↓

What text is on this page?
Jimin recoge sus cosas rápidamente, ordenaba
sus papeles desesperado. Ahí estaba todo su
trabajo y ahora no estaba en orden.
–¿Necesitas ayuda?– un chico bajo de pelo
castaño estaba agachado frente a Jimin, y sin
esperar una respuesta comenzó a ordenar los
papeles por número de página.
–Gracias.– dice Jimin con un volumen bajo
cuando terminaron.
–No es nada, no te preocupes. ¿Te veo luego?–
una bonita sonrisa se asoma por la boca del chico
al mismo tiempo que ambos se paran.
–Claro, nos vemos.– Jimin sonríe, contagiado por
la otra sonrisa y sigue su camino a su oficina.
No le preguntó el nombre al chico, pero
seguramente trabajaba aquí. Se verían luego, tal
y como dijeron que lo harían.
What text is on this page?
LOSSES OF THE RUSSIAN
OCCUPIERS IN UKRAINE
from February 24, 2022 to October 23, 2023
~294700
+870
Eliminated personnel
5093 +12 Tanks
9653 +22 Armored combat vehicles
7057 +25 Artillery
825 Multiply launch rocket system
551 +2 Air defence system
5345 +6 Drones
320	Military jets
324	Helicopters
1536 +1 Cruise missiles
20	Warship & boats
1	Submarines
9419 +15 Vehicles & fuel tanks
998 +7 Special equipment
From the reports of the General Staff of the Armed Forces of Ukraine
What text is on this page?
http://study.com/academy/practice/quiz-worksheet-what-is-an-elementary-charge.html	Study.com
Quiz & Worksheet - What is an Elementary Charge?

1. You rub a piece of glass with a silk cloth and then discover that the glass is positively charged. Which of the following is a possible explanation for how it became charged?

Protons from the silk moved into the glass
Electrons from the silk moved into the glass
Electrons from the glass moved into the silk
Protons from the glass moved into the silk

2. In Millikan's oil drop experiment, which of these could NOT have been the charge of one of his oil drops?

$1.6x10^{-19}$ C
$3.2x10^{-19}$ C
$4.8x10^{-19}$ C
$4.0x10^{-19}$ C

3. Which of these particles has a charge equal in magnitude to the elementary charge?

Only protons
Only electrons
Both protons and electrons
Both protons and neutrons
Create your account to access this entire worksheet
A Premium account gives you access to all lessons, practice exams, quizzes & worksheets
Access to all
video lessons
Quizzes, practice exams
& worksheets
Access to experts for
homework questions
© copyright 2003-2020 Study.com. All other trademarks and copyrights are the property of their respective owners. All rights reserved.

↑

**What the task asks**. Look through the material and copy each line that has "Both".

**Answer to the problem**.
Both protons and electrons
Both protons and neutrons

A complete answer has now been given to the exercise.